• _Task objective_:
Find each line holding the word "Vuorosuunnittelu" and give the total alone.

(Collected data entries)
+ + +

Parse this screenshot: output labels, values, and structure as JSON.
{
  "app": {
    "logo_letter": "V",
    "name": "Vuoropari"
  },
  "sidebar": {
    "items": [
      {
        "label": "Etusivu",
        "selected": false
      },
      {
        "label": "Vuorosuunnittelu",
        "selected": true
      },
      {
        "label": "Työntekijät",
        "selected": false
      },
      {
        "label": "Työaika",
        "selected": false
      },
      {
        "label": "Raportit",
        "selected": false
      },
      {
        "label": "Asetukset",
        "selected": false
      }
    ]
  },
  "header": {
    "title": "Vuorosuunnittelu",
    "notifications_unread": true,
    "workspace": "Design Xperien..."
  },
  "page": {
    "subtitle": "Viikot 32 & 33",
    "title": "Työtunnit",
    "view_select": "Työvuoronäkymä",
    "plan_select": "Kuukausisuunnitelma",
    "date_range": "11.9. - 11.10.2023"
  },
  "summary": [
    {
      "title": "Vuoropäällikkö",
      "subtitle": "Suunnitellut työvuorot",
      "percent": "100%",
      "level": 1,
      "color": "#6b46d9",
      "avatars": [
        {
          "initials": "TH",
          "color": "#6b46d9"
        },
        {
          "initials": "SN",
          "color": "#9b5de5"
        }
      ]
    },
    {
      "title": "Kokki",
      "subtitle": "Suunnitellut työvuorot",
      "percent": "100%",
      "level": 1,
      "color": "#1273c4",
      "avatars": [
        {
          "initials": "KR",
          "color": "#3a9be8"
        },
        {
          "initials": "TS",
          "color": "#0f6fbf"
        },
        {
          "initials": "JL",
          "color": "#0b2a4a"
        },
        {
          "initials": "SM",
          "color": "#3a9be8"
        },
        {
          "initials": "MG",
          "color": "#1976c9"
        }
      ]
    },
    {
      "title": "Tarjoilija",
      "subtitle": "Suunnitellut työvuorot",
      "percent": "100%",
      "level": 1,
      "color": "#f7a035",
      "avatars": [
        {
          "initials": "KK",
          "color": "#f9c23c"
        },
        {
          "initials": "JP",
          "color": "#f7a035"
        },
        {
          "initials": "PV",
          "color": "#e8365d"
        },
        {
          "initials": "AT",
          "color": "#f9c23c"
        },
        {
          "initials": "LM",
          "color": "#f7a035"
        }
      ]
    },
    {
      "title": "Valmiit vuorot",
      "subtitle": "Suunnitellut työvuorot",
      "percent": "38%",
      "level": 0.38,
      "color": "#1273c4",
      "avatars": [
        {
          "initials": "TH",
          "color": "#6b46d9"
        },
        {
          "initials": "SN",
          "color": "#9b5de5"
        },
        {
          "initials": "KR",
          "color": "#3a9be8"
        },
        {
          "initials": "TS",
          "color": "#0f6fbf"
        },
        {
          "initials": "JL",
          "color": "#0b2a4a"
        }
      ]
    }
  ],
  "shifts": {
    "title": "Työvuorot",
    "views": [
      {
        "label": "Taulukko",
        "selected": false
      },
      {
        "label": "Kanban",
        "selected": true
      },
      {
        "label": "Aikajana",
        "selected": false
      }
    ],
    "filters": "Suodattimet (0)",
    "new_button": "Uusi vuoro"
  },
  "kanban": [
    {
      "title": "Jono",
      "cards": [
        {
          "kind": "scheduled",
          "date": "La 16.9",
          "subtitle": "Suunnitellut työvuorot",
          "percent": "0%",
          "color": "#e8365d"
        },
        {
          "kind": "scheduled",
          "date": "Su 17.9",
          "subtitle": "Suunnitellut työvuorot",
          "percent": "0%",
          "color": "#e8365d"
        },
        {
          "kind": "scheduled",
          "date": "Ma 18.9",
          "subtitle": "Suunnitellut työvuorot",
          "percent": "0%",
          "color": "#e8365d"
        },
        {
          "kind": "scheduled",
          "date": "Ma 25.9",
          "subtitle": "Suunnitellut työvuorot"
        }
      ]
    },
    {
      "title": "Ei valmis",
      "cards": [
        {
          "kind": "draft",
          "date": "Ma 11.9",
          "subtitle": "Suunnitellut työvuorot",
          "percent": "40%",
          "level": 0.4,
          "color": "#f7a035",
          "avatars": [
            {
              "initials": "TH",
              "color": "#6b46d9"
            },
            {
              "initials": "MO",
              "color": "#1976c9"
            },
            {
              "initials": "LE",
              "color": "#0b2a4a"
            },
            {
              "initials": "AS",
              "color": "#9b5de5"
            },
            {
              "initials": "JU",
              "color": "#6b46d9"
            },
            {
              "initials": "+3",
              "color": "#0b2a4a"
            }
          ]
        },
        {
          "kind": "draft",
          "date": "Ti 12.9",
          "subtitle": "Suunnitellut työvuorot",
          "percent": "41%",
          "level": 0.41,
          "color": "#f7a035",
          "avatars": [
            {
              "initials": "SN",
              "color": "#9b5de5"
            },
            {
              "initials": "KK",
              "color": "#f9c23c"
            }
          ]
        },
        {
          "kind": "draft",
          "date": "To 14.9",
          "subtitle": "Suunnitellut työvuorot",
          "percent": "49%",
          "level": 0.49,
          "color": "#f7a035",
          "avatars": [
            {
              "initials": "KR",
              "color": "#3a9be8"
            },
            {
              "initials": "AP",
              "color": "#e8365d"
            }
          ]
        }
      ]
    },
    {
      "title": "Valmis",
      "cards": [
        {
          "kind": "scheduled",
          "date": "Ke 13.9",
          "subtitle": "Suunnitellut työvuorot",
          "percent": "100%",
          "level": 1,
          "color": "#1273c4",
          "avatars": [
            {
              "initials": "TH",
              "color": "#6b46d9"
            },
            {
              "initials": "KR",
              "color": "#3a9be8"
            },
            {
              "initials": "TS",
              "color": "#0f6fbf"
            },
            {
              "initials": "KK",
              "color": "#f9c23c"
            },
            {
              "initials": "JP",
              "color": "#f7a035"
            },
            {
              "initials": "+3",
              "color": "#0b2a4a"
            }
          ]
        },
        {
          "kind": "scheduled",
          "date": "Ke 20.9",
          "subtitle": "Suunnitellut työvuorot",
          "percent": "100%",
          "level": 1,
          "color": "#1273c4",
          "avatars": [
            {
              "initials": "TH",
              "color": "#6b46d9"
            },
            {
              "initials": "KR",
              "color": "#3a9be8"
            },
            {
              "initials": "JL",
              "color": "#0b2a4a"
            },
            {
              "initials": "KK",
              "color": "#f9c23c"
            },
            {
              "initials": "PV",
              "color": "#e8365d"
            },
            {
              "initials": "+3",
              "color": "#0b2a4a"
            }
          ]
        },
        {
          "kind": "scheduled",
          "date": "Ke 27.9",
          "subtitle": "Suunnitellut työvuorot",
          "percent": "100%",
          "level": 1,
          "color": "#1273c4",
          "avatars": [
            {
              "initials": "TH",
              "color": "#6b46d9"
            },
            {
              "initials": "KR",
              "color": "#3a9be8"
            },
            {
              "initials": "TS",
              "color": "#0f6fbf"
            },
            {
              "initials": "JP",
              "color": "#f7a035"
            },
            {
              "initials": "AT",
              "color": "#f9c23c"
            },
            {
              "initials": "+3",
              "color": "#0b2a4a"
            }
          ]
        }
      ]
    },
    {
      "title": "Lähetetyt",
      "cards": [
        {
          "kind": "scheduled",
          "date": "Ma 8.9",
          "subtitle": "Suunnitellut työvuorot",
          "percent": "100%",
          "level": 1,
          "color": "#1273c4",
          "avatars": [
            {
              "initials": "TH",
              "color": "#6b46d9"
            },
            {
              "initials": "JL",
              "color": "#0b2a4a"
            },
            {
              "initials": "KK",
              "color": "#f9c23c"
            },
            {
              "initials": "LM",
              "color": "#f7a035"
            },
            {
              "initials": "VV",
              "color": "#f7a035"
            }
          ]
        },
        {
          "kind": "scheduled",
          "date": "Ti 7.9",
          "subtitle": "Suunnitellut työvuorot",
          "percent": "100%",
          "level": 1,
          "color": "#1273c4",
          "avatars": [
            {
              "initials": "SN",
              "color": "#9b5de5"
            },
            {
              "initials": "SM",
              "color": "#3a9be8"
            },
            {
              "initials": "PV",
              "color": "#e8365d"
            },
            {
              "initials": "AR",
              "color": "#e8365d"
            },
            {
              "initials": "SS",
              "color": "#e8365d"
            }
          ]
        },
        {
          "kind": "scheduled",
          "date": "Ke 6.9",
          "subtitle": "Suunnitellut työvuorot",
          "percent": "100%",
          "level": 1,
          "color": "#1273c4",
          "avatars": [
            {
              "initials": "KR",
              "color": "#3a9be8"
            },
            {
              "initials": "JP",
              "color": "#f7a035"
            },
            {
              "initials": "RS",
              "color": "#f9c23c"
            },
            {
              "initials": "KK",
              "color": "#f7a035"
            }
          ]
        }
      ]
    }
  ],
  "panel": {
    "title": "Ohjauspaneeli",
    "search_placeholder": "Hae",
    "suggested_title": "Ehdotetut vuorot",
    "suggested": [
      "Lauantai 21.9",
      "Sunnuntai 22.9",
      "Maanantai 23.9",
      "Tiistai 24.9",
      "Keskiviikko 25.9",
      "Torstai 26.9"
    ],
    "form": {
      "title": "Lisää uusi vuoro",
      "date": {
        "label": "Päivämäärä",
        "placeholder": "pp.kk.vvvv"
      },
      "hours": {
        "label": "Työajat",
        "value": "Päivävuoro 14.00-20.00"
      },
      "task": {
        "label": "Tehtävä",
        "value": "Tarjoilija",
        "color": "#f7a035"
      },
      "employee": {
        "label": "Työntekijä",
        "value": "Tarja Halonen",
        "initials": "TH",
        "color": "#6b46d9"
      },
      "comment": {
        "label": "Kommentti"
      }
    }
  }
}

+ + +

• _Response to the task_:
2